> TASK TO CARRY OUT: Write out the entries below once more, exactly, with the pictures left out.

> Stored entries:
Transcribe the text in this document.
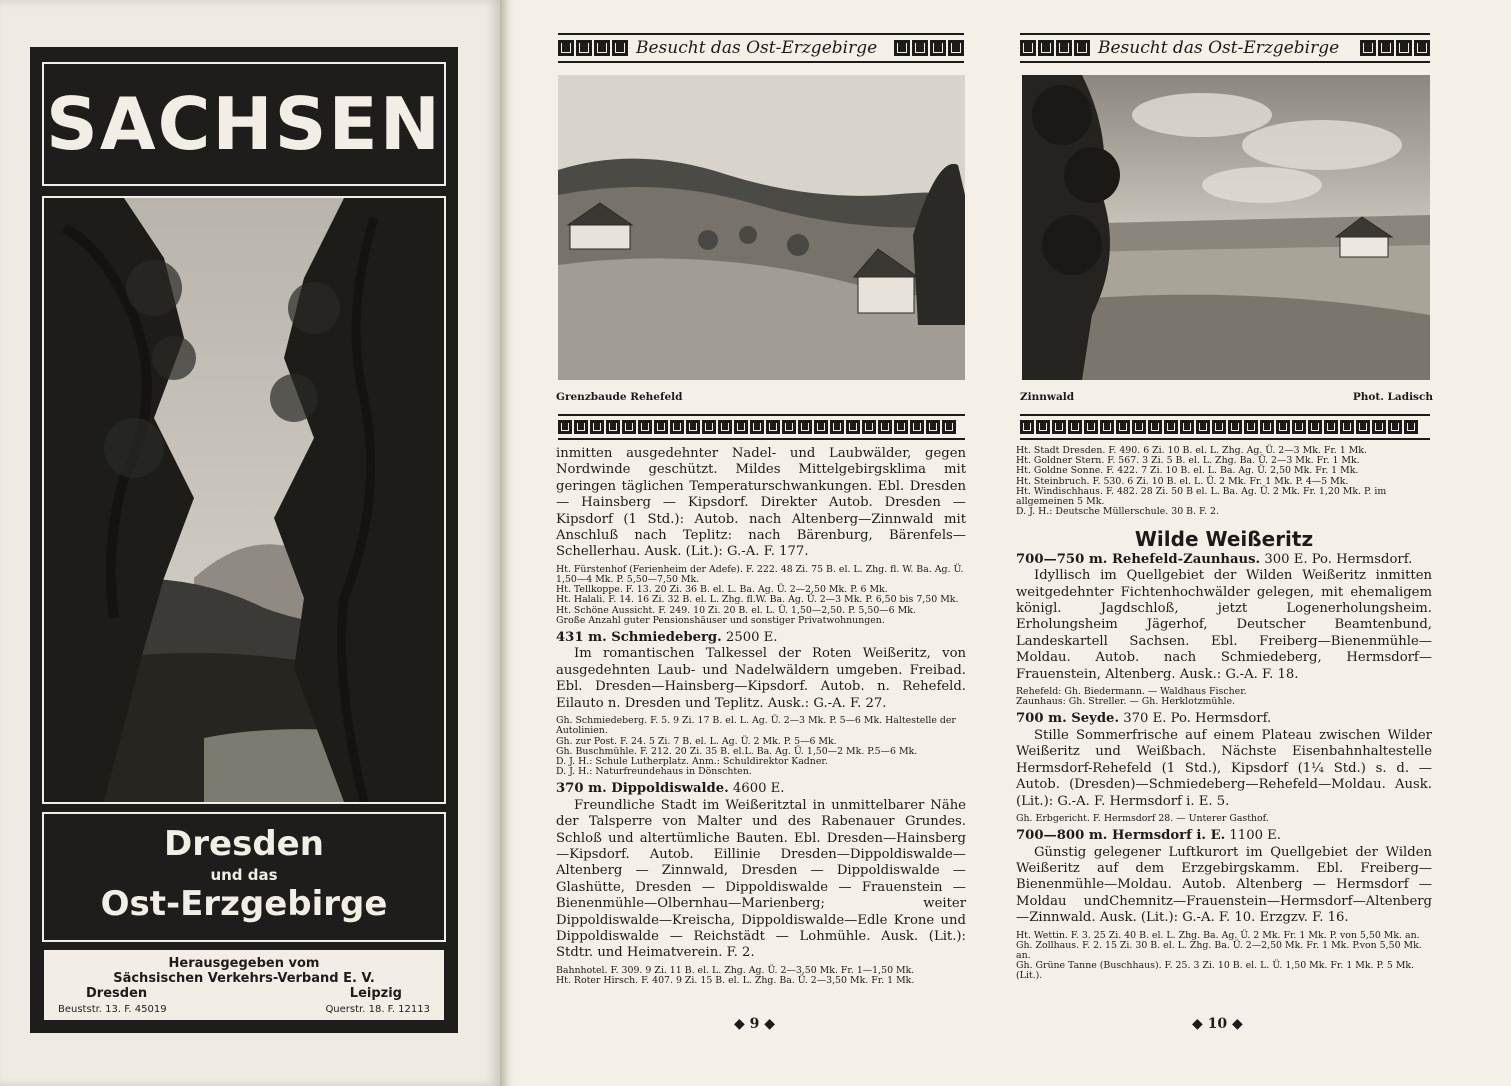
SACHSEN
Dresden
und das
Ost-Erzgebirge
Herausgegeben vom
Sächsischen Verkehrs-Verband E. V.
Dresden	Leipzig
Beuststr. 13. F. 45019	Querstr. 18. F. 12113
Besucht das Ost-Erzgebirge
Grenzbaude Rehefeld

inmitten ausgedehnter Nadel- und Laubwälder, gegen Nordwinde geschützt. Mildes Mittelgebirgsklima mit geringen täglichen Temperaturschwankungen. Ebl. Dresden — Hainsberg — Kipsdorf. Direkter Autob. Dresden — Kipsdorf (1 Std.): Autob. nach Altenberg—Zinnwald mit Anschluß nach Teplitz: nach Bärenburg, Bärenfels—Schellerhau. Ausk. (Lit.): G.-A. F. 177.

Ht. Fürstenhof (Ferienheim der Adefe). F. 222. 48 Zi. 75 B. el. L. Zhg. fl. W. Ba. Ag. Ü. 1,50—4 Mk. P. 5,50—7,50 Mk.
Ht. Tellkoppe. F. 13. 20 Zi. 36 B. el. L. Ba. Ag. Ü. 2—2,50 Mk. P. 6 Mk.
Ht. Halali. F. 14. 16 Zi. 32 B. el. L. Zhg. fl.W. Ba. Ag. Ü. 2—3 Mk. P. 6,50 bis 7,50 Mk.
Ht. Schöne Aussicht. F. 249. 10 Zi. 20 B. el. L. Ü. 1,50—2,50. P. 5,50—6 Mk.
Große Anzahl guter Pensionshäuser und sonstiger Privatwohnungen.

431 m. Schmiedeberg. 2500 E.

Im romantischen Talkessel der Roten Weißeritz, von ausgedehnten Laub- und Nadelwäldern umgeben. Freibad. Ebl. Dresden—Hainsberg—Kipsdorf. Autob. n. Rehefeld. Eilauto n. Dresden und Teplitz. Ausk.: G.-A. F. 27.

Gh. Schmiedeberg. F. 5. 9 Zi. 17 B. el. L. Ag. Ü. 2—3 Mk. P. 5—6 Mk. Haltestelle der Autolinien.
Gh. zur Post. F. 24. 5 Zi. 7 B. el. L. Ag. Ü. 2 Mk. P. 5—6 Mk.
Gh. Buschmühle. F. 212. 20 Zi. 35 B. el.L. Ba. Ag. Ü. 1,50—2 Mk. P.5—6 Mk.
D. J. H.: Schule Lutherplatz. Anm.: Schuldirektor Kadner.
D. J. H.: Naturfreundehaus in Dönschten.

370 m. Dippoldiswalde. 4600 E.

Freundliche Stadt im Weißeritztal in unmittelbarer Nähe der Talsperre von Malter und des Rabenauer Grundes. Schloß und altertümliche Bauten. Ebl. Dresden—Hainsberg—Kipsdorf. Autob. Eillinie Dresden—Dippoldiswalde—Altenberg — Zinnwald, Dresden — Dippoldiswalde — Glashütte, Dresden — Dippoldiswalde — Frauenstein — Bienenmühle—Olbernhau—Marienberg; weiter Dippoldiswalde—Kreischa, Dippoldiswalde—Edle Krone und Dippoldiswalde — Reichstädt — Lohmühle. Ausk. (Lit.): Stdtr. und Heimatverein. F. 2.

Bahnhotel. F. 309. 9 Zi. 11 B. el. L. Zhg. Ag. Ü. 2—3,50 Mk. Fr. 1—1,50 Mk.
Ht. Roter Hirsch. F. 407. 9 Zi. 15 B. el. L. Zhg. Ba. Ü. 2—3,50 Mk. Fr. 1 Mk.
◆ 9 ◆
Besucht das Ost-Erzgebirge
Zinnwald	Phot. Ladisch
Ht. Stadt Dresden. F. 490. 6 Zi. 10 B. el. L. Zhg. Ag. Ü. 2—3 Mk. Fr. 1 Mk.
Ht. Goldner Stern. F. 567. 3 Zi. 5 B. el. L. Zhg. Ba. Ü. 2—3 Mk. Fr. 1 Mk.
Ht. Goldne Sonne. F. 422. 7 Zi. 10 B. el. L. Ba. Ag. Ü. 2,50 Mk. Fr. 1 Mk.
Ht. Steinbruch. F. 530. 6 Zi. 10 B. el. L. Ü. 2 Mk. Fr. 1 Mk. P. 4—5 Mk.
Ht. Windischhaus. F. 482. 28 Zi. 50 B el. L. Ba. Ag. Ü. 2 Mk. Fr. 1,20 Mk. P. im allgemeinen 5 Mk.
D. J. H.: Deutsche Müllerschule. 30 B. F. 2.
Wilde Weißeritz

700—750 m. Rehefeld-Zaunhaus. 300 E. Po. Hermsdorf.

Idyllisch im Quellgebiet der Wilden Weißeritz inmitten weitgedehnter Fichtenhochwälder gelegen, mit ehemaligem königl. Jagdschloß, jetzt Logenerholungsheim. Erholungsheim Jägerhof, Deutscher Beamtenbund, Landeskartell Sachsen. Ebl. Freiberg—Bienenmühle—Moldau. Autob. nach Schmiedeberg, Hermsdorf—Frauenstein, Altenberg. Ausk.: G.-A. F. 18.

Rehefeld: Gh. Biedermann. — Waldhaus Fischer.
Zaunhaus: Gh. Streller. — Gh. Herklotzmühle.

700 m. Seyde. 370 E. Po. Hermsdorf.

Stille Sommerfrische auf einem Plateau zwischen Wilder Weißeritz und Weißbach. Nächste Eisenbahnhaltestelle Hermsdorf-Rehefeld (1 Std.), Kipsdorf (1¼ Std.) s. d. — Autob. (Dresden)—Schmiedeberg—Rehefeld—Moldau. Ausk. (Lit.): G.-A. F. Hermsdorf i. E. 5.

Gh. Erbgericht. F. Hermsdorf 28. — Unterer Gasthof.

700—800 m. Hermsdorf i. E. 1100 E.

Günstig gelegener Luftkurort im Quellgebiet der Wilden Weißeritz auf dem Erzgebirgskamm. Ebl. Freiberg—Bienenmühle—Moldau. Autob. Altenberg — Hermsdorf — Moldau undChemnitz—Frauenstein—Hermsdorf—Altenberg—Zinnwald. Ausk. (Lit.): G.-A. F. 10. Erzgzv. F. 16.

Ht. Wettin. F. 3. 25 Zi. 40 B. el. L. Zhg. Ba. Ag. Ü. 2 Mk. Fr. 1 Mk. P. von 5,50 Mk. an.
Gh. Zollhaus. F. 2. 15 Zi. 30 B. el. L. Zhg. Ba. Ü. 2—2,50 Mk. Fr. 1 Mk. P.von 5,50 Mk. an.
Gh. Grüne Tanne (Buschhaus). F. 25. 3 Zi. 10 B. el. L. Ü. 1,50 Mk. Fr. 1 Mk. P. 5 Mk. (Lit.).
◆ 10 ◆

> EXERCISE ANSWER:
Transcribe the text in this document.
SACHSEN
Dresden
und das
Ost-Erzgebirge
Herausgegeben vom
Sächsischen Verkehrs-Verband E. V.
Dresden	Leipzig
Beuststr. 13. F. 45019	Querstr. 18. F. 12113
Besucht das Ost-Erzgebirge
Grenzbaude Rehefeld

inmitten ausgedehnter Nadel- und Laubwälder, gegen Nordwinde geschützt. Mildes Mittelgebirgsklima mit geringen täglichen Temperaturschwankungen. Ebl. Dresden — Hainsberg — Kipsdorf. Direkter Autob. Dresden — Kipsdorf (1 Std.): Autob. nach Altenberg—Zinnwald mit Anschluß nach Teplitz: nach Bärenburg, Bärenfels—Schellerhau. Ausk. (Lit.): G.-A. F. 177.

Ht. Fürstenhof (Ferienheim der Adefe). F. 222. 48 Zi. 75 B. el. L. Zhg. fl. W. Ba. Ag. Ü. 1,50—4 Mk. P. 5,50—7,50 Mk.
Ht. Tellkoppe. F. 13. 20 Zi. 36 B. el. L. Ba. Ag. Ü. 2—2,50 Mk. P. 6 Mk.
Ht. Halali. F. 14. 16 Zi. 32 B. el. L. Zhg. fl.W. Ba. Ag. Ü. 2—3 Mk. P. 6,50 bis 7,50 Mk.
Ht. Schöne Aussicht. F. 249. 10 Zi. 20 B. el. L. Ü. 1,50—2,50. P. 5,50—6 Mk.
Große Anzahl guter Pensionshäuser und sonstiger Privatwohnungen.

431 m. Schmiedeberg. 2500 E.

Im romantischen Talkessel der Roten Weißeritz, von ausgedehnten Laub- und Nadelwäldern umgeben. Freibad. Ebl. Dresden—Hainsberg—Kipsdorf. Autob. n. Rehefeld. Eilauto n. Dresden und Teplitz. Ausk.: G.-A. F. 27.

Gh. Schmiedeberg. F. 5. 9 Zi. 17 B. el. L. Ag. Ü. 2—3 Mk. P. 5—6 Mk. Haltestelle der Autolinien.
Gh. zur Post. F. 24. 5 Zi. 7 B. el. L. Ag. Ü. 2 Mk. P. 5—6 Mk.
Gh. Buschmühle. F. 212. 20 Zi. 35 B. el.L. Ba. Ag. Ü. 1,50—2 Mk. P.5—6 Mk.
D. J. H.: Schule Lutherplatz. Anm.: Schuldirektor Kadner.
D. J. H.: Naturfreundehaus in Dönschten.

370 m. Dippoldiswalde. 4600 E.

Freundliche Stadt im Weißeritztal in unmittelbarer Nähe der Talsperre von Malter und des Rabenauer Grundes. Schloß und altertümliche Bauten. Ebl. Dresden—Hainsberg—Kipsdorf. Autob. Eillinie Dresden—Dippoldiswalde—Altenberg — Zinnwald, Dresden — Dippoldiswalde — Glashütte, Dresden — Dippoldiswalde — Frauenstein — Bienenmühle—Olbernhau—Marienberg; weiter Dippoldiswalde—Kreischa, Dippoldiswalde—Edle Krone und Dippoldiswalde — Reichstädt — Lohmühle. Ausk. (Lit.): Stdtr. und Heimatverein. F. 2.

Bahnhotel. F. 309. 9 Zi. 11 B. el. L. Zhg. Ag. Ü. 2—3,50 Mk. Fr. 1—1,50 Mk.
Ht. Roter Hirsch. F. 407. 9 Zi. 15 B. el. L. Zhg. Ba. Ü. 2—3,50 Mk. Fr. 1 Mk.
◆ 9 ◆
Besucht das Ost-Erzgebirge
Zinnwald	Phot. Ladisch
Ht. Stadt Dresden. F. 490. 6 Zi. 10 B. el. L. Zhg. Ag. Ü. 2—3 Mk. Fr. 1 Mk.
Ht. Goldner Stern. F. 567. 3 Zi. 5 B. el. L. Zhg. Ba. Ü. 2—3 Mk. Fr. 1 Mk.
Ht. Goldne Sonne. F. 422. 7 Zi. 10 B. el. L. Ba. Ag. Ü. 2,50 Mk. Fr. 1 Mk.
Ht. Steinbruch. F. 530. 6 Zi. 10 B. el. L. Ü. 2 Mk. Fr. 1 Mk. P. 4—5 Mk.
Ht. Windischhaus. F. 482. 28 Zi. 50 B el. L. Ba. Ag. Ü. 2 Mk. Fr. 1,20 Mk. P. im allgemeinen 5 Mk.
D. J. H.: Deutsche Müllerschule. 30 B. F. 2.
Wilde Weißeritz

700—750 m. Rehefeld-Zaunhaus. 300 E. Po. Hermsdorf.

Idyllisch im Quellgebiet der Wilden Weißeritz inmitten weitgedehnter Fichtenhochwälder gelegen, mit ehemaligem königl. Jagdschloß, jetzt Logenerholungsheim. Erholungsheim Jägerhof, Deutscher Beamtenbund, Landeskartell Sachsen. Ebl. Freiberg—Bienenmühle—Moldau. Autob. nach Schmiedeberg, Hermsdorf—Frauenstein, Altenberg. Ausk.: G.-A. F. 18.

Rehefeld: Gh. Biedermann. — Waldhaus Fischer.
Zaunhaus: Gh. Streller. — Gh. Herklotzmühle.

700 m. Seyde. 370 E. Po. Hermsdorf.

Stille Sommerfrische auf einem Plateau zwischen Wilder Weißeritz und Weißbach. Nächste Eisenbahnhaltestelle Hermsdorf-Rehefeld (1 Std.), Kipsdorf (1¼ Std.) s. d. — Autob. (Dresden)—Schmiedeberg—Rehefeld—Moldau. Ausk. (Lit.): G.-A. F. Hermsdorf i. E. 5.

Gh. Erbgericht. F. Hermsdorf 28. — Unterer Gasthof.

700—800 m. Hermsdorf i. E. 1100 E.

Günstig gelegener Luftkurort im Quellgebiet der Wilden Weißeritz auf dem Erzgebirgskamm. Ebl. Freiberg—Bienenmühle—Moldau. Autob. Altenberg — Hermsdorf — Moldau undChemnitz—Frauenstein—Hermsdorf—Altenberg—Zinnwald. Ausk. (Lit.): G.-A. F. 10. Erzgzv. F. 16.

Ht. Wettin. F. 3. 25 Zi. 40 B. el. L. Zhg. Ba. Ag. Ü. 2 Mk. Fr. 1 Mk. P. von 5,50 Mk. an.
Gh. Zollhaus. F. 2. 15 Zi. 30 B. el. L. Zhg. Ba. Ü. 2—2,50 Mk. Fr. 1 Mk. P.von 5,50 Mk. an.
Gh. Grüne Tanne (Buschhaus). F. 25. 3 Zi. 10 B. el. L. Ü. 1,50 Mk. Fr. 1 Mk. P. 5 Mk. (Lit.).
◆ 10 ◆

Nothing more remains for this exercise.